YOUR TASK: Reproduce the material in full, exactly as written.

INFORMATION SHOWN:
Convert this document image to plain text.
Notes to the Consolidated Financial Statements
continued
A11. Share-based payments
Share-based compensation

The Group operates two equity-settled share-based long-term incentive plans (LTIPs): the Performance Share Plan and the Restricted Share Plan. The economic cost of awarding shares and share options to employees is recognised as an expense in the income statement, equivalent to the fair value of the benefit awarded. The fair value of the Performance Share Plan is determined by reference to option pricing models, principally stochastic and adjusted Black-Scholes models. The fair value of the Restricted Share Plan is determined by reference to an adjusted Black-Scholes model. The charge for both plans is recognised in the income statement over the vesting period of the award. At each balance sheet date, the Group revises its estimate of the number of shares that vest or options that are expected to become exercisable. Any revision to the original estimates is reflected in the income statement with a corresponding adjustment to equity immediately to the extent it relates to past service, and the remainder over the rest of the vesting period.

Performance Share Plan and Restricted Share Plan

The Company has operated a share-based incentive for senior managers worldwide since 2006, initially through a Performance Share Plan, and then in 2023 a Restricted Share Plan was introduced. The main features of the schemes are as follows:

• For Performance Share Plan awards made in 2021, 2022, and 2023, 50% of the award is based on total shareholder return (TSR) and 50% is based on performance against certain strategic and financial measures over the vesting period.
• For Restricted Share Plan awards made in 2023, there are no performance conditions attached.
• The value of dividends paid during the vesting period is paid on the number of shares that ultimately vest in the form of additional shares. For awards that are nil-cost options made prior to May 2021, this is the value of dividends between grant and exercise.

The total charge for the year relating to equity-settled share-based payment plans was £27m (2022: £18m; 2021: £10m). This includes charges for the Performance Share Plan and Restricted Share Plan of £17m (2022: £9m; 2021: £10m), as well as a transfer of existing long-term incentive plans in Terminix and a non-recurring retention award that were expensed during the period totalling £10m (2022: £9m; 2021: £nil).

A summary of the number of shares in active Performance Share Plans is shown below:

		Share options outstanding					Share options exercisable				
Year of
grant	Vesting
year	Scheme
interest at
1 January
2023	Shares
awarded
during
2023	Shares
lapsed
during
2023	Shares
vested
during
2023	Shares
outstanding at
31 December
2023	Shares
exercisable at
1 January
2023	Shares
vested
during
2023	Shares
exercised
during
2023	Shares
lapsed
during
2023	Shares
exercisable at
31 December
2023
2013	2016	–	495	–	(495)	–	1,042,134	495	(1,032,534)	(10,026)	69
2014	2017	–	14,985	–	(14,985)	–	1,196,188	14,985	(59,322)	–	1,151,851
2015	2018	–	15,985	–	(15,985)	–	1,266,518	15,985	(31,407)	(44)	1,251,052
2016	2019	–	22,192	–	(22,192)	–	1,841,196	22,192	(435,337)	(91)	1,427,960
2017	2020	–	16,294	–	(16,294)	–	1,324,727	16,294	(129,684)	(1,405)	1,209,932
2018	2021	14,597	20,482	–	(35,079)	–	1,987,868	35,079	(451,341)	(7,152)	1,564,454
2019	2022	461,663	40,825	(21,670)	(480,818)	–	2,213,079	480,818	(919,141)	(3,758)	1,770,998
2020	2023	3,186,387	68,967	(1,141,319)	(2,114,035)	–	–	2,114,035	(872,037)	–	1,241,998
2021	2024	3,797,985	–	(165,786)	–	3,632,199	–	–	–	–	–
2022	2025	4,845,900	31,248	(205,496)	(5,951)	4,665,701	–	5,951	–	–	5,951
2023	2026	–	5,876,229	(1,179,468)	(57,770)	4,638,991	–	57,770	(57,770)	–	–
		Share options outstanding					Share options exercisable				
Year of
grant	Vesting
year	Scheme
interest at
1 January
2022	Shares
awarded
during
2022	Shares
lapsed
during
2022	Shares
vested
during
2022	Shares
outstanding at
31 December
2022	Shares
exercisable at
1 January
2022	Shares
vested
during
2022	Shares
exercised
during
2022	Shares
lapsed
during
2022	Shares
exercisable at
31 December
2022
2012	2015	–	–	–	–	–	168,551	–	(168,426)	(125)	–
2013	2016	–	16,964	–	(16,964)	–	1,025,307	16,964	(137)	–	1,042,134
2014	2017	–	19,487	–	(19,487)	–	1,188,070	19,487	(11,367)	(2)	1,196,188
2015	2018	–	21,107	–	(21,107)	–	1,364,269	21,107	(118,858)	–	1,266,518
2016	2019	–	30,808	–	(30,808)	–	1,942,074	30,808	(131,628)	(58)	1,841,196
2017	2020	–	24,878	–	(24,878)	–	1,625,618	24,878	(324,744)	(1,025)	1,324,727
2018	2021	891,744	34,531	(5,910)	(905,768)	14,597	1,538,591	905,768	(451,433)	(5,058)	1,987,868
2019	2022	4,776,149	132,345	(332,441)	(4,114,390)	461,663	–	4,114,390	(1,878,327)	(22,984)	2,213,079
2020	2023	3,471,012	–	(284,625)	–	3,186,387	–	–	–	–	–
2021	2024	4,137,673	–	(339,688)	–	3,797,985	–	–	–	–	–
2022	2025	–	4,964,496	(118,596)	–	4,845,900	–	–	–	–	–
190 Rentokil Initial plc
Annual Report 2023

PROBLEM SOLUTION:
Convert this document image to plain text.
Notes to the Consolidated Financial Statements
continued
A11. Share-based payments
Share-based compensation

The Group operates two equity-settled share-based long-term incentive plans (LTIPs): the Performance Share Plan and the Restricted Share Plan. The economic cost of awarding shares and share options to employees is recognised as an expense in the income statement, equivalent to the fair value of the benefit awarded. The fair value of the Performance Share Plan is determined by reference to option pricing models, principally stochastic and adjusted Black-Scholes models. The fair value of the Restricted Share Plan is determined by reference to an adjusted Black-Scholes model. The charge for both plans is recognised in the income statement over the vesting period of the award. At each balance sheet date, the Group revises its estimate of the number of shares that vest or options that are expected to become exercisable. Any revision to the original estimates is reflected in the income statement with a corresponding adjustment to equity immediately to the extent it relates to past service, and the remainder over the rest of the vesting period.

Performance Share Plan and Restricted Share Plan

The Company has operated a share-based incentive for senior managers worldwide since 2006, initially through a Performance Share Plan, and then in 2023 a Restricted Share Plan was introduced. The main features of the schemes are as follows:

• For Performance Share Plan awards made in 2021, 2022, and 2023, 50% of the award is based on total shareholder return (TSR) and 50% is based on performance against certain strategic and financial measures over the vesting period.
• For Restricted Share Plan awards made in 2023, there are no performance conditions attached.
• The value of dividends paid during the vesting period is paid on the number of shares that ultimately vest in the form of additional shares. For awards that are nil-cost options made prior to May 2021, this is the value of dividends between grant and exercise.

The total charge for the year relating to equity-settled share-based payment plans was £27m (2022: £18m; 2021: £10m). This includes charges for the Performance Share Plan and Restricted Share Plan of £17m (2022: £9m; 2021: £10m), as well as a transfer of existing long-term incentive plans in Terminix and a non-recurring retention award that were expensed during the period totalling £10m (2022: £9m; 2021: £nil).

A summary of the number of shares in active Performance Share Plans is shown below:

		Share options outstanding					Share options exercisable				
Year of
grant	Vesting
year	Scheme
interest at
1 January
2023	Shares
awarded
during
2023	Shares
lapsed
during
2023	Shares
vested
during
2023	Shares
outstanding at
31 December
2023	Shares
exercisable at
1 January
2023	Shares
vested
during
2023	Shares
exercised
during
2023	Shares
lapsed
during
2023	Shares
exercisable at
31 December
2023
2013	2016	–	495	–	(495)	–	1,042,134	495	(1,032,534)	(10,026)	69
2014	2017	–	14,985	–	(14,985)	–	1,196,188	14,985	(59,322)	–	1,151,851
2015	2018	–	15,985	–	(15,985)	–	1,266,518	15,985	(31,407)	(44)	1,251,052
2016	2019	–	22,192	–	(22,192)	–	1,841,196	22,192	(435,337)	(91)	1,427,960
2017	2020	–	16,294	–	(16,294)	–	1,324,727	16,294	(129,684)	(1,405)	1,209,932
2018	2021	14,597	20,482	–	(35,079)	–	1,987,868	35,079	(451,341)	(7,152)	1,564,454
2019	2022	461,663	40,825	(21,670)	(480,818)	–	2,213,079	480,818	(919,141)	(3,758)	1,770,998
2020	2023	3,186,387	68,967	(1,141,319)	(2,114,035)	–	–	2,114,035	(872,037)	–	1,241,998
2021	2024	3,797,985	–	(165,786)	–	3,632,199	–	–	–	–	–
2022	2025	4,845,900	31,248	(205,496)	(5,951)	4,665,701	–	5,951	–	–	5,951
2023	2026	–	5,876,229	(1,179,468)	(57,770)	4,638,991	–	57,770	(57,770)	–	–
		Share options outstanding					Share options exercisable				
Year of
grant	Vesting
year	Scheme
interest at
1 January
2022	Shares
awarded
during
2022	Shares
lapsed
during
2022	Shares
vested
during
2022	Shares
outstanding at
31 December
2022	Shares
exercisable at
1 January
2022	Shares
vested
during
2022	Shares
exercised
during
2022	Shares
lapsed
during
2022	Shares
exercisable at
31 December
2022
2012	2015	–	–	–	–	–	168,551	–	(168,426)	(125)	–
2013	2016	–	16,964	–	(16,964)	–	1,025,307	16,964	(137)	–	1,042,134
2014	2017	–	19,487	–	(19,487)	–	1,188,070	19,487	(11,367)	(2)	1,196,188
2015	2018	–	21,107	–	(21,107)	–	1,364,269	21,107	(118,858)	–	1,266,518
2016	2019	–	30,808	–	(30,808)	–	1,942,074	30,808	(131,628)	(58)	1,841,196
2017	2020	–	24,878	–	(24,878)	–	1,625,618	24,878	(324,744)	(1,025)	1,324,727
2018	2021	891,744	34,531	(5,910)	(905,768)	14,597	1,538,591	905,768	(451,433)	(5,058)	1,987,868
2019	2022	4,776,149	132,345	(332,441)	(4,114,390)	461,663	–	4,114,390	(1,878,327)	(22,984)	2,213,079
2020	2023	3,471,012	–	(284,625)	–	3,186,387	–	–	–	–	–
2021	2024	4,137,673	–	(339,688)	–	3,797,985	–	–	–	–	–
2022	2025	–	4,964,496	(118,596)	–	4,845,900	–	–	–	–	–
190 Rentokil Initial plc
Annual Report 2023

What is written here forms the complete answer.